Problem>
Copy out every one of the lines below verbatim, character for character.

==================================================

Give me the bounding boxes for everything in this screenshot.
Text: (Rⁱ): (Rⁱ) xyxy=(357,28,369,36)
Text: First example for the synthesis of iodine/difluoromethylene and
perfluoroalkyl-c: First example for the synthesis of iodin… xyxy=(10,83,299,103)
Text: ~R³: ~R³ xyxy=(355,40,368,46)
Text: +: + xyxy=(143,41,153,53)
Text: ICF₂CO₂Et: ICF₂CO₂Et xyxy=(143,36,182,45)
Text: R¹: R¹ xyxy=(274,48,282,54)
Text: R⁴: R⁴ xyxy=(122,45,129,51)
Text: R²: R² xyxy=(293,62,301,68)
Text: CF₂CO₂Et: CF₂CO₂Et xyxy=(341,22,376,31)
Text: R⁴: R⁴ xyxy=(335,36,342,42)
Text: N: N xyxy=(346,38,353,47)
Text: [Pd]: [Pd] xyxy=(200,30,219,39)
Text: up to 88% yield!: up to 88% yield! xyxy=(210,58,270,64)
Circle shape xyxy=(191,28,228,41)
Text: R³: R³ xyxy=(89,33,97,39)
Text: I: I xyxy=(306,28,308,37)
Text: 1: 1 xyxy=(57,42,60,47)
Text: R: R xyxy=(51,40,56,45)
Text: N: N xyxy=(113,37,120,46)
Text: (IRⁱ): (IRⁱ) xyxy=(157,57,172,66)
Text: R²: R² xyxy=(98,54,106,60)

==================================================

Completed task>
Give me the bounding boxes for everything in this screenshot.
Text: (Rⁱ): (Rⁱ) xyxy=(357,28,369,36)
Text: First example for the synthesis of iodine/difluoromethylene and
perfluoroalkyl-c: First example for the synthesis of iodin… xyxy=(10,83,299,103)
Text: ~R³: ~R³ xyxy=(355,40,368,46)
Text: +: + xyxy=(143,41,153,53)
Text: ICF₂CO₂Et: ICF₂CO₂Et xyxy=(143,36,182,45)
Text: R¹: R¹ xyxy=(274,48,282,54)
Text: R⁴: R⁴ xyxy=(122,45,129,51)
Text: R²: R² xyxy=(293,62,301,68)
Text: CF₂CO₂Et: CF₂CO₂Et xyxy=(341,22,376,31)
Text: R⁴: R⁴ xyxy=(335,36,342,42)
Text: N: N xyxy=(346,38,353,47)
Text: [Pd]: [Pd] xyxy=(200,30,219,39)
Text: up to 88% yield!: up to 88% yield! xyxy=(210,58,270,64)
Circle shape xyxy=(191,28,228,41)
Text: R³: R³ xyxy=(89,33,97,39)
Text: I: I xyxy=(306,28,308,37)
Text: 1: 1 xyxy=(57,42,60,47)
Text: R: R xyxy=(51,40,56,45)
Text: N: N xyxy=(113,37,120,46)
Text: (IRⁱ): (IRⁱ) xyxy=(157,57,172,66)
Text: R²: R² xyxy=(98,54,106,60)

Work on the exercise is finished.